Exercise goal>
Write the data out again exactly, dropping any images it holds.

Data section>
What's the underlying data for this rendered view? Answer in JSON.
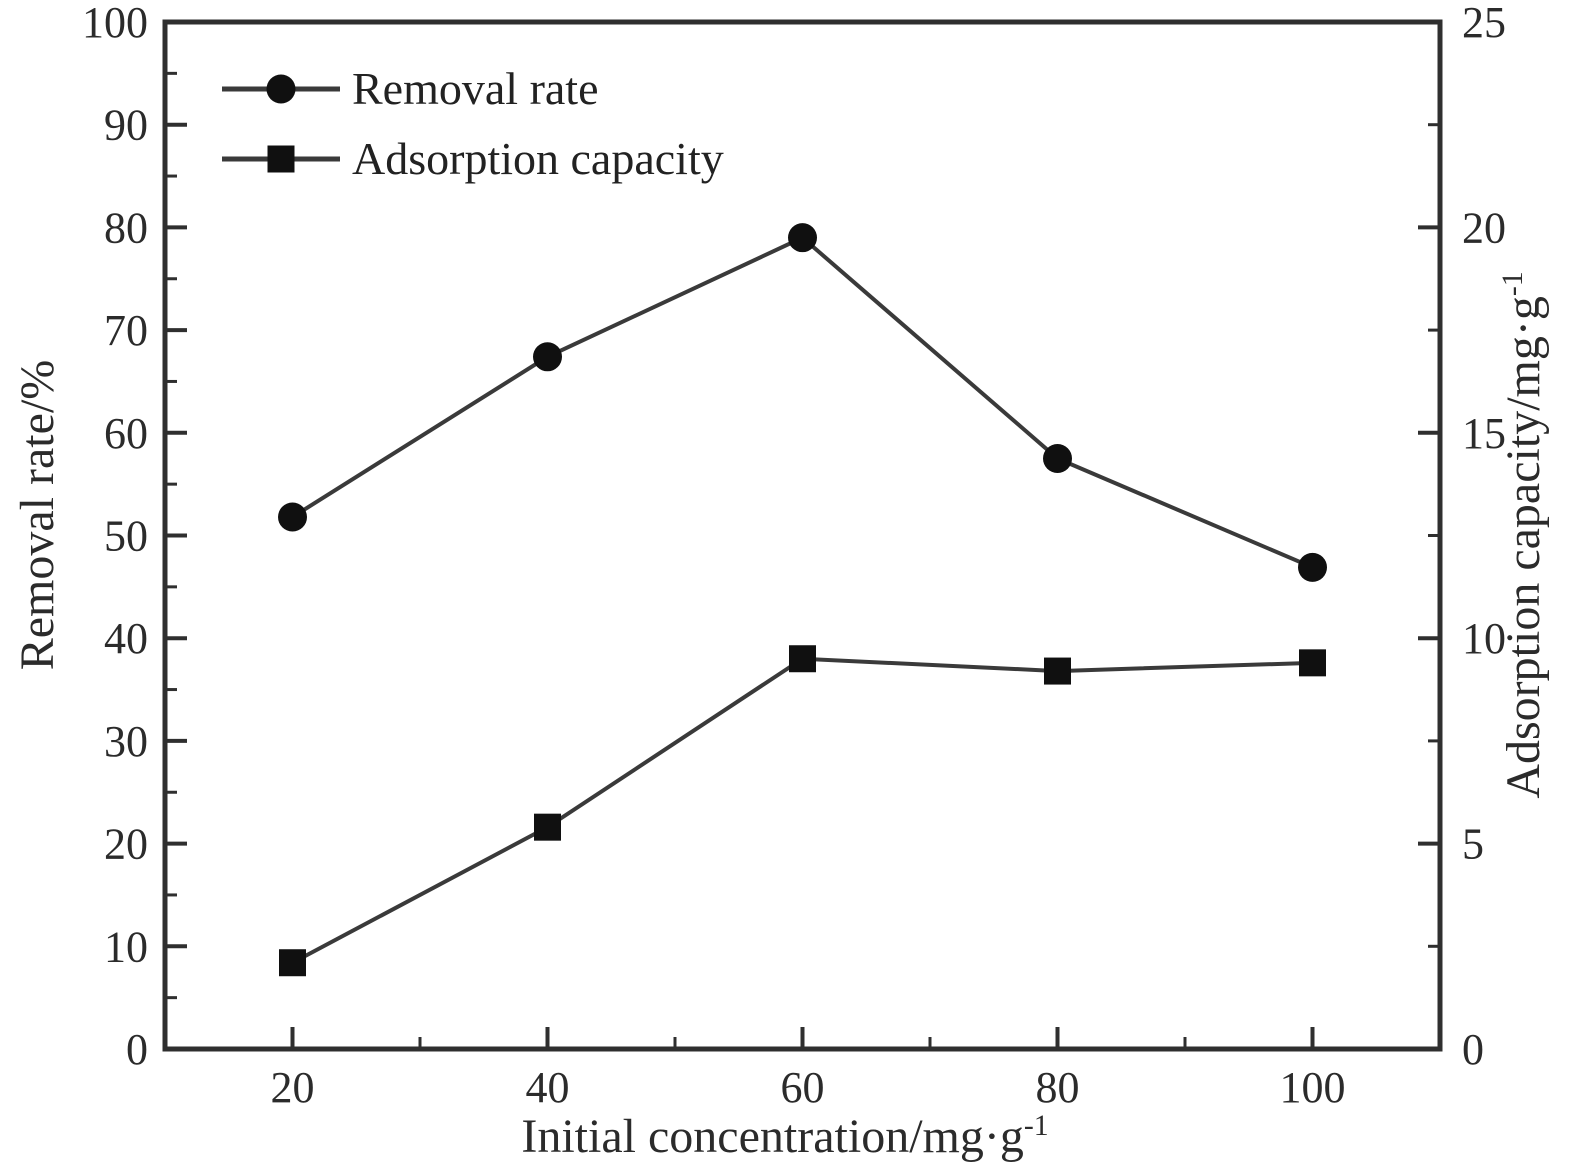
{
  "chart_data": {
    "type": "line",
    "title": "",
    "x": [
      20,
      40,
      60,
      80,
      100
    ],
    "series": [
      {
        "name": "Removal rate",
        "axis": "left",
        "marker": "circle",
        "values": [
          51.8,
          67.4,
          79.0,
          57.5,
          46.9
        ]
      },
      {
        "name": "Adsorption capacity",
        "axis": "right",
        "marker": "square",
        "values": [
          2.1,
          5.4,
          9.5,
          9.2,
          9.4
        ]
      }
    ],
    "x_axis": {
      "label_base": "Initial concentration/mg·g",
      "label_sup": "-1",
      "lim": [
        10,
        110
      ],
      "major_ticks": [
        20,
        40,
        60,
        80,
        100
      ],
      "tick_labels": [
        "20",
        "40",
        "60",
        "80",
        "100"
      ],
      "minor_ticks": [
        30,
        50,
        70,
        90
      ]
    },
    "y_left_axis": {
      "label": "Removal rate/%",
      "lim": [
        0,
        100
      ],
      "major_ticks": [
        0,
        10,
        20,
        30,
        40,
        50,
        60,
        70,
        80,
        90,
        100
      ],
      "tick_labels": [
        "0",
        "10",
        "20",
        "30",
        "40",
        "50",
        "60",
        "70",
        "80",
        "90",
        "100"
      ],
      "minor_ticks": [
        5,
        15,
        25,
        35,
        45,
        55,
        65,
        75,
        85,
        95
      ]
    },
    "y_right_axis": {
      "label_base": "Adsorption capacity/mg·g",
      "label_sup": "-1",
      "lim": [
        0,
        25
      ],
      "major_ticks": [
        0,
        5,
        10,
        15,
        20,
        25
      ],
      "tick_labels": [
        "0",
        "5",
        "10",
        "15",
        "20",
        "25"
      ],
      "minor_ticks": [
        2.5,
        7.5,
        12.5,
        17.5,
        22.5
      ]
    },
    "legend": {
      "position": "top-left",
      "entries": [
        "Removal rate",
        "Adsorption capacity"
      ]
    },
    "grid": false
  },
  "colors": {
    "background": "#ffffff",
    "frame": "#2f2f2f",
    "series_line": "#3a3a3a",
    "marker": "#101010",
    "text": "#2b2b2b"
  }
}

Worked answer>
What's the underlying data for this rendered view? Answer in JSON.
{
  "chart_data": {
    "type": "line",
    "title": "",
    "x": [
      20,
      40,
      60,
      80,
      100
    ],
    "series": [
      {
        "name": "Removal rate",
        "axis": "left",
        "marker": "circle",
        "values": [
          51.8,
          67.4,
          79.0,
          57.5,
          46.9
        ]
      },
      {
        "name": "Adsorption capacity",
        "axis": "right",
        "marker": "square",
        "values": [
          2.1,
          5.4,
          9.5,
          9.2,
          9.4
        ]
      }
    ],
    "x_axis": {
      "label_base": "Initial concentration/mg·g",
      "label_sup": "-1",
      "lim": [
        10,
        110
      ],
      "major_ticks": [
        20,
        40,
        60,
        80,
        100
      ],
      "tick_labels": [
        "20",
        "40",
        "60",
        "80",
        "100"
      ],
      "minor_ticks": [
        30,
        50,
        70,
        90
      ]
    },
    "y_left_axis": {
      "label": "Removal rate/%",
      "lim": [
        0,
        100
      ],
      "major_ticks": [
        0,
        10,
        20,
        30,
        40,
        50,
        60,
        70,
        80,
        90,
        100
      ],
      "tick_labels": [
        "0",
        "10",
        "20",
        "30",
        "40",
        "50",
        "60",
        "70",
        "80",
        "90",
        "100"
      ],
      "minor_ticks": [
        5,
        15,
        25,
        35,
        45,
        55,
        65,
        75,
        85,
        95
      ]
    },
    "y_right_axis": {
      "label_base": "Adsorption capacity/mg·g",
      "label_sup": "-1",
      "lim": [
        0,
        25
      ],
      "major_ticks": [
        0,
        5,
        10,
        15,
        20,
        25
      ],
      "tick_labels": [
        "0",
        "5",
        "10",
        "15",
        "20",
        "25"
      ],
      "minor_ticks": [
        2.5,
        7.5,
        12.5,
        17.5,
        22.5
      ]
    },
    "legend": {
      "position": "top-left",
      "entries": [
        "Removal rate",
        "Adsorption capacity"
      ]
    },
    "grid": false
  },
  "colors": {
    "background": "#ffffff",
    "frame": "#2f2f2f",
    "series_line": "#3a3a3a",
    "marker": "#101010",
    "text": "#2b2b2b"
  }
}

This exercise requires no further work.